= Exercise aim =
Copy each record exactly as it reads, leaving out any pictures it holds.

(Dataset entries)
^^^^^^^^
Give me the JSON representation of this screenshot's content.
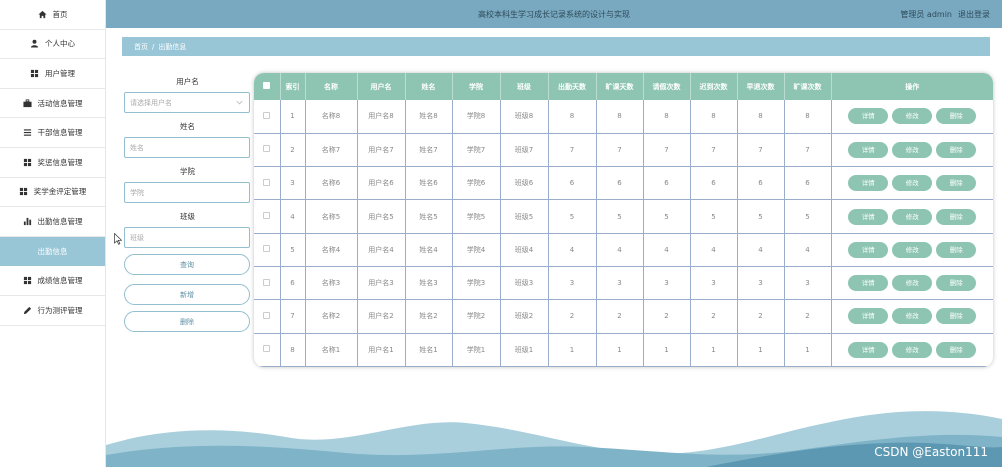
{
  "header": {
    "title": "高校本科生学习成长记录系统的设计与实现",
    "user_label": "管理员 admin",
    "logout": "退出登录"
  },
  "sidebar": {
    "items": [
      {
        "label": "首页",
        "icon": "home-icon"
      },
      {
        "label": "个人中心",
        "icon": "user-icon"
      },
      {
        "label": "用户管理",
        "icon": "grid-icon"
      },
      {
        "label": "活动信息管理",
        "icon": "briefcase-icon"
      },
      {
        "label": "干部信息管理",
        "icon": "list-icon"
      },
      {
        "label": "奖惩信息管理",
        "icon": "grid-icon"
      },
      {
        "label": "奖学金评定管理",
        "icon": "grid-icon"
      },
      {
        "label": "出勤信息管理",
        "icon": "bar-chart-icon"
      },
      {
        "label": "出勤信息",
        "icon": "",
        "active": true
      },
      {
        "label": "成绩信息管理",
        "icon": "grid-icon"
      },
      {
        "label": "行为测评管理",
        "icon": "pencil-icon"
      }
    ]
  },
  "breadcrumb": {
    "home": "首页",
    "separator": "/",
    "current": "出勤信息"
  },
  "search": {
    "username_label": "用户名",
    "username_placeholder": "请选择用户名",
    "name_label": "姓名",
    "name_placeholder": "姓名",
    "college_label": "学院",
    "college_placeholder": "学院",
    "class_label": "班级",
    "class_placeholder": "班级",
    "query_button": "查询",
    "add_button": "新增",
    "delete_button": "删除"
  },
  "table": {
    "headers": [
      "索引",
      "名称",
      "用户名",
      "姓名",
      "学院",
      "班级",
      "出勤天数",
      "旷课天数",
      "请假次数",
      "迟到次数",
      "早退次数",
      "旷课次数",
      "操作"
    ],
    "actions": {
      "detail": "详情",
      "edit": "修改",
      "delete": "删除"
    },
    "rows": [
      [
        "1",
        "名称8",
        "用户名8",
        "姓名8",
        "学院8",
        "班级8",
        "8",
        "8",
        "8",
        "8",
        "8",
        "8"
      ],
      [
        "2",
        "名称7",
        "用户名7",
        "姓名7",
        "学院7",
        "班级7",
        "7",
        "7",
        "7",
        "7",
        "7",
        "7"
      ],
      [
        "3",
        "名称6",
        "用户名6",
        "姓名6",
        "学院6",
        "班级6",
        "6",
        "6",
        "6",
        "6",
        "6",
        "6"
      ],
      [
        "4",
        "名称5",
        "用户名5",
        "姓名5",
        "学院5",
        "班级5",
        "5",
        "5",
        "5",
        "5",
        "5",
        "5"
      ],
      [
        "5",
        "名称4",
        "用户名4",
        "姓名4",
        "学院4",
        "班级4",
        "4",
        "4",
        "4",
        "4",
        "4",
        "4"
      ],
      [
        "6",
        "名称3",
        "用户名3",
        "姓名3",
        "学院3",
        "班级3",
        "3",
        "3",
        "3",
        "3",
        "3",
        "3"
      ],
      [
        "7",
        "名称2",
        "用户名2",
        "姓名2",
        "学院2",
        "班级2",
        "2",
        "2",
        "2",
        "2",
        "2",
        "2"
      ],
      [
        "8",
        "名称1",
        "用户名1",
        "姓名1",
        "学院1",
        "班级1",
        "1",
        "1",
        "1",
        "1",
        "1",
        "1"
      ]
    ]
  },
  "watermark": "CSDN @Easton111",
  "colors": {
    "header_bg": "#79a9c1",
    "breadcrumb_bg": "#98c6d6",
    "table_header_bg": "#8ec5b2",
    "action_button_bg": "#8ec5b2",
    "sidebar_active_bg": "#98c6d6"
  }
}
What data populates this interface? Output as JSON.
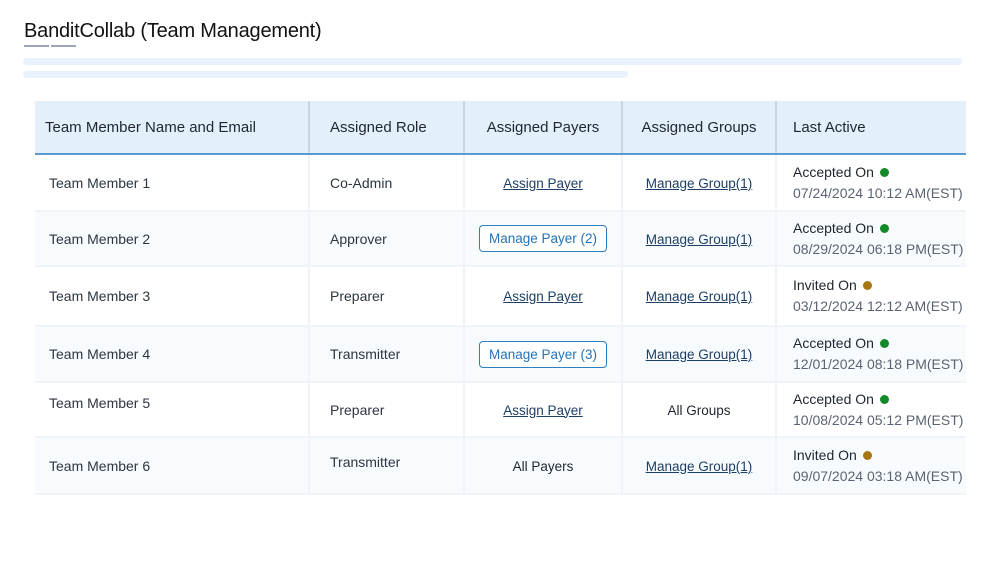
^^^^^^^^
= Expected answer =
Give me the JSON representation of this screenshot's content.
{
  "header": {
    "title": "高校本科生学习成长记录系统的设计与实现",
    "user_label": "管理员 admin",
    "logout": "退出登录"
  },
  "sidebar": {
    "items": [
      {
        "label": "首页",
        "icon": "home-icon"
      },
      {
        "label": "个人中心",
        "icon": "user-icon"
      },
      {
        "label": "用户管理",
        "icon": "grid-icon"
      },
      {
        "label": "活动信息管理",
        "icon": "briefcase-icon"
      },
      {
        "label": "干部信息管理",
        "icon": "list-icon"
      },
      {
        "label": "奖惩信息管理",
        "icon": "grid-icon"
      },
      {
        "label": "奖学金评定管理",
        "icon": "grid-icon"
      },
      {
        "label": "出勤信息管理",
        "icon": "bar-chart-icon"
      },
      {
        "label": "出勤信息",
        "icon": "",
        "active": true
      },
      {
        "label": "成绩信息管理",
        "icon": "grid-icon"
      },
      {
        "label": "行为测评管理",
        "icon": "pencil-icon"
      }
    ]
  },
  "breadcrumb": {
    "home": "首页",
    "separator": "/",
    "current": "出勤信息"
  },
  "search": {
    "username_label": "用户名",
    "username_placeholder": "请选择用户名",
    "name_label": "姓名",
    "name_placeholder": "姓名",
    "college_label": "学院",
    "college_placeholder": "学院",
    "class_label": "班级",
    "class_placeholder": "班级",
    "query_button": "查询",
    "add_button": "新增",
    "delete_button": "删除"
  },
  "table": {
    "headers": [
      "索引",
      "名称",
      "用户名",
      "姓名",
      "学院",
      "班级",
      "出勤天数",
      "旷课天数",
      "请假次数",
      "迟到次数",
      "早退次数",
      "旷课次数",
      "操作"
    ],
    "actions": {
      "detail": "详情",
      "edit": "修改",
      "delete": "删除"
    },
    "rows": [
      [
        "1",
        "名称8",
        "用户名8",
        "姓名8",
        "学院8",
        "班级8",
        "8",
        "8",
        "8",
        "8",
        "8",
        "8"
      ],
      [
        "2",
        "名称7",
        "用户名7",
        "姓名7",
        "学院7",
        "班级7",
        "7",
        "7",
        "7",
        "7",
        "7",
        "7"
      ],
      [
        "3",
        "名称6",
        "用户名6",
        "姓名6",
        "学院6",
        "班级6",
        "6",
        "6",
        "6",
        "6",
        "6",
        "6"
      ],
      [
        "4",
        "名称5",
        "用户名5",
        "姓名5",
        "学院5",
        "班级5",
        "5",
        "5",
        "5",
        "5",
        "5",
        "5"
      ],
      [
        "5",
        "名称4",
        "用户名4",
        "姓名4",
        "学院4",
        "班级4",
        "4",
        "4",
        "4",
        "4",
        "4",
        "4"
      ],
      [
        "6",
        "名称3",
        "用户名3",
        "姓名3",
        "学院3",
        "班级3",
        "3",
        "3",
        "3",
        "3",
        "3",
        "3"
      ],
      [
        "7",
        "名称2",
        "用户名2",
        "姓名2",
        "学院2",
        "班级2",
        "2",
        "2",
        "2",
        "2",
        "2",
        "2"
      ],
      [
        "8",
        "名称1",
        "用户名1",
        "姓名1",
        "学院1",
        "班级1",
        "1",
        "1",
        "1",
        "1",
        "1",
        "1"
      ]
    ]
  },
  "watermark": "CSDN @Easton111",
  "colors": {
    "header_bg": "#79a9c1",
    "breadcrumb_bg": "#98c6d6",
    "table_header_bg": "#8ec5b2",
    "action_button_bg": "#8ec5b2",
    "sidebar_active_bg": "#98c6d6"
  }
}
What data populates this interface? Output as JSON.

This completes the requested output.